— begin MATERIAL PROVIDED —
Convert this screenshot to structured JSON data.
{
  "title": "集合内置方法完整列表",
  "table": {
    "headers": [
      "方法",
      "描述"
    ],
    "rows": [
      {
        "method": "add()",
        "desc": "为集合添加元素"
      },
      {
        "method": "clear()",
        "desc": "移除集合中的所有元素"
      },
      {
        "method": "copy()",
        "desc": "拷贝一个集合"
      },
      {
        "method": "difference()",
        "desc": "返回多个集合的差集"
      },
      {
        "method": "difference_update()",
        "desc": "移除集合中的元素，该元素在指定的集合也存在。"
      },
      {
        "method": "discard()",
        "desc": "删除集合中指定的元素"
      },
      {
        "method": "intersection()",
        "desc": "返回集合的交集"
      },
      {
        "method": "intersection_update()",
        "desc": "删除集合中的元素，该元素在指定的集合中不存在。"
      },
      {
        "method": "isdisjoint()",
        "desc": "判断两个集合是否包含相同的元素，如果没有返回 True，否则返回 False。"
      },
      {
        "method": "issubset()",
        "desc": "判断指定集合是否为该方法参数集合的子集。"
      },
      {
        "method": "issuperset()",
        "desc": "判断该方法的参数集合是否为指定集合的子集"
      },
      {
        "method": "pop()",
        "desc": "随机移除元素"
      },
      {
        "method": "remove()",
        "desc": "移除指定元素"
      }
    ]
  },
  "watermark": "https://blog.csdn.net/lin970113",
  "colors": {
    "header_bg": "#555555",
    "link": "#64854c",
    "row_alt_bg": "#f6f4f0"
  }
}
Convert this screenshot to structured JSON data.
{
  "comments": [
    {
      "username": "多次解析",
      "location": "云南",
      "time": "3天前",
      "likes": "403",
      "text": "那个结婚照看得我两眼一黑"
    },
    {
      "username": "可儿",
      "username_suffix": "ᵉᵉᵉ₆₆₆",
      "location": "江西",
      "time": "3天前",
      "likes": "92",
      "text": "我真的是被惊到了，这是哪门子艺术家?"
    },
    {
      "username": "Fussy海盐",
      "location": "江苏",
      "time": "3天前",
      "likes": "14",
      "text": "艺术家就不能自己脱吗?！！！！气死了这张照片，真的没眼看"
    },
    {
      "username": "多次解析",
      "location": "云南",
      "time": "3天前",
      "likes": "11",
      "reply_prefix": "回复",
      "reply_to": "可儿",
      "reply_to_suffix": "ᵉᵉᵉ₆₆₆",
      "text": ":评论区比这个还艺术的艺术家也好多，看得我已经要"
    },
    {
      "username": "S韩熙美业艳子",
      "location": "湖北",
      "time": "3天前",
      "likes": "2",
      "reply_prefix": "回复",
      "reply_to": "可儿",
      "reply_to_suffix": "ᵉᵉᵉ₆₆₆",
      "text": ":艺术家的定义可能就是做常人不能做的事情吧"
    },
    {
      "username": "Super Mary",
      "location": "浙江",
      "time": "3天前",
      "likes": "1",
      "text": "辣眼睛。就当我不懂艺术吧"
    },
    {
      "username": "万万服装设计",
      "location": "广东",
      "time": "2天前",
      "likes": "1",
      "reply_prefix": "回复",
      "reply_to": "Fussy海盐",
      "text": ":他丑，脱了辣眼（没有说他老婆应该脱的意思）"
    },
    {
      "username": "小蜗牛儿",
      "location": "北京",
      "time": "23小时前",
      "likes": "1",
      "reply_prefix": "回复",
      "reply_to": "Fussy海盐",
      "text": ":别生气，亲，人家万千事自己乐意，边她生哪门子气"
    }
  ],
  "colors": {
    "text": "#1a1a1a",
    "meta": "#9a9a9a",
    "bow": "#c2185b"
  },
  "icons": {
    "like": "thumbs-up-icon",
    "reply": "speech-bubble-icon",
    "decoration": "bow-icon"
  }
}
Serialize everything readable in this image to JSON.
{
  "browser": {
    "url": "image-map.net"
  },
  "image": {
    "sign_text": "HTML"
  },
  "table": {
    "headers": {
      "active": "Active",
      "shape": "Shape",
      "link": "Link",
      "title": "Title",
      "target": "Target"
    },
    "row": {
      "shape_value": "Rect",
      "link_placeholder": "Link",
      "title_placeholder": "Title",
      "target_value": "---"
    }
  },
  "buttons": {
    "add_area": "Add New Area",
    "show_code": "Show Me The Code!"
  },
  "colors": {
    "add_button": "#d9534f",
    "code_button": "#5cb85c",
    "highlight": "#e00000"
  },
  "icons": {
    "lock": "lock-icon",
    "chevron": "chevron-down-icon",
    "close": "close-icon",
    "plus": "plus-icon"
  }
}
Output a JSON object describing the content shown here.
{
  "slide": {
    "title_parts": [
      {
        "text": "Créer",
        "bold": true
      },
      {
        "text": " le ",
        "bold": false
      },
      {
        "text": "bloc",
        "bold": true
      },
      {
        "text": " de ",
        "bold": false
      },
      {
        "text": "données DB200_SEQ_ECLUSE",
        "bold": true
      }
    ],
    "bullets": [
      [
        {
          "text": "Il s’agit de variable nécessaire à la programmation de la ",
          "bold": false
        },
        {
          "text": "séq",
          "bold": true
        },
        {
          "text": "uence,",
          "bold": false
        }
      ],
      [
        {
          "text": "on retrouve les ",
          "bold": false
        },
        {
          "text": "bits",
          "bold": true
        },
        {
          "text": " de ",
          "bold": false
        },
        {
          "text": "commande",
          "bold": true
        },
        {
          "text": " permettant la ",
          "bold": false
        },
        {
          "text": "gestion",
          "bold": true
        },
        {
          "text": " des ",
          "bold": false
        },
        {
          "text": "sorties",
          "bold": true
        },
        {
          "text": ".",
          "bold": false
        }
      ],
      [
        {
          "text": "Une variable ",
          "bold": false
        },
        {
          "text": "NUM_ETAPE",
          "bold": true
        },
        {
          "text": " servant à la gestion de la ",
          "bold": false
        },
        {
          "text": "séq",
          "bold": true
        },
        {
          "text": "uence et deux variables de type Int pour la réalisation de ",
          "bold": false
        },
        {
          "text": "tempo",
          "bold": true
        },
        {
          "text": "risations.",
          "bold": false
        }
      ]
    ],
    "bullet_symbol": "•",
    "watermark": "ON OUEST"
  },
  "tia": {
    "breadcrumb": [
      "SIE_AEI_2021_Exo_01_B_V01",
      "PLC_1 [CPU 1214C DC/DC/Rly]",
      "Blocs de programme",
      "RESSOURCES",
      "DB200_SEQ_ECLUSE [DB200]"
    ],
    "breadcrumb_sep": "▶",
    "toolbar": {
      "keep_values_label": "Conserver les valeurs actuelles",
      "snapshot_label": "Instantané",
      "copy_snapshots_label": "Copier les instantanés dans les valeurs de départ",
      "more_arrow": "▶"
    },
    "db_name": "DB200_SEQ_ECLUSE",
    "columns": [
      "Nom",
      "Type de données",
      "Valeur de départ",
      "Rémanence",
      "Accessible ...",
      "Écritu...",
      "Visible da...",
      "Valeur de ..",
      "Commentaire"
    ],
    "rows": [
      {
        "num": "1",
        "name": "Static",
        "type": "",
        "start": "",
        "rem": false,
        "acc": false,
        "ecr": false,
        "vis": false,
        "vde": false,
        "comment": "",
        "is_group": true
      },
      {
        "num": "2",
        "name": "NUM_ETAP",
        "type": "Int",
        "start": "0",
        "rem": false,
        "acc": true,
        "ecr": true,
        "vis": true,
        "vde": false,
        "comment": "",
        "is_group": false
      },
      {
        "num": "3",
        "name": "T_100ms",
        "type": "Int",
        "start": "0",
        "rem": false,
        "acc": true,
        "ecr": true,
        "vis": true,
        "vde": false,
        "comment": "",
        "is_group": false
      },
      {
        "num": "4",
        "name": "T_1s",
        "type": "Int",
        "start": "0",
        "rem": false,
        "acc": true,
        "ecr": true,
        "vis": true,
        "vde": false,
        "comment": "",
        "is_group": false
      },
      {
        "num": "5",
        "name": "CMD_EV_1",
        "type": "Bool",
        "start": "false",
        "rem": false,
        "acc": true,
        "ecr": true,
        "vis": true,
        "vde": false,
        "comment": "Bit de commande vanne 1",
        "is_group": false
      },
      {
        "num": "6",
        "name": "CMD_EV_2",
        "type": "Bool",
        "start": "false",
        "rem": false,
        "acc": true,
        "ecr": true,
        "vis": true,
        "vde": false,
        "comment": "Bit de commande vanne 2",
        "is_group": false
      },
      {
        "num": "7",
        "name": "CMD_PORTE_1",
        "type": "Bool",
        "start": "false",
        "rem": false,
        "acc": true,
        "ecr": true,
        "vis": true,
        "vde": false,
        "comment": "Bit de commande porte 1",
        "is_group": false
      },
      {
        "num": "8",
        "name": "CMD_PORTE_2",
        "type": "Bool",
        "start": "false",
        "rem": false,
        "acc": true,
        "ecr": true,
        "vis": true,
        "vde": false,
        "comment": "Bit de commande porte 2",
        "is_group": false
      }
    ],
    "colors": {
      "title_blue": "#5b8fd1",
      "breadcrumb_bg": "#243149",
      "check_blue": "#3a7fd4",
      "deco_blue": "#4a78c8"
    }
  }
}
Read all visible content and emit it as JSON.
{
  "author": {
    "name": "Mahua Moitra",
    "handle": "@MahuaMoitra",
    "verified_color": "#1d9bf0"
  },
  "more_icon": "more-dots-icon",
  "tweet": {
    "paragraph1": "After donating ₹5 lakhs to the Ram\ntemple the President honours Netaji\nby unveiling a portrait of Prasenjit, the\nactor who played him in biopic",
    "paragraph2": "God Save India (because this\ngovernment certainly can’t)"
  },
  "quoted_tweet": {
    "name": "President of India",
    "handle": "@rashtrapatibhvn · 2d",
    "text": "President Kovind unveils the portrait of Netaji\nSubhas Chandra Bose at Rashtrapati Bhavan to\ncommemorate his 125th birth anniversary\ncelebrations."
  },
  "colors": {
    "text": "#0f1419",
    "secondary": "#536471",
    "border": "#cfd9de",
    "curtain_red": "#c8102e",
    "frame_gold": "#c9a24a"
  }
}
— end MATERIAL PROVIDED —
WHAT IS ASKED: Only the lines from the one that contains "Read all visible content and emit it as JSON." through the last line should be repeated, each exactly as it stands, with both ends included.

TASK RESPONSE:
Read all visible content and emit it as JSON.
{
  "author": {
    "name": "Mahua Moitra",
    "handle": "@MahuaMoitra",
    "verified_color": "#1d9bf0"
  },
  "more_icon": "more-dots-icon",
  "tweet": {
    "paragraph1": "After donating ₹5 lakhs to the Ram\ntemple the President honours Netaji\nby unveiling a portrait of Prasenjit, the\nactor who played him in biopic",
    "paragraph2": "God Save India (because this\ngovernment certainly can’t)"
  },
  "quoted_tweet": {
    "name": "President of India",
    "handle": "@rashtrapatibhvn · 2d",
    "text": "President Kovind unveils the portrait of Netaji\nSubhas Chandra Bose at Rashtrapati Bhavan to\ncommemorate his 125th birth anniversary\ncelebrations."
  },
  "colors": {
    "text": "#0f1419",
    "secondary": "#536471",
    "border": "#cfd9de",
    "curtain_red": "#c8102e",
    "frame_gold": "#c9a24a"
  }
}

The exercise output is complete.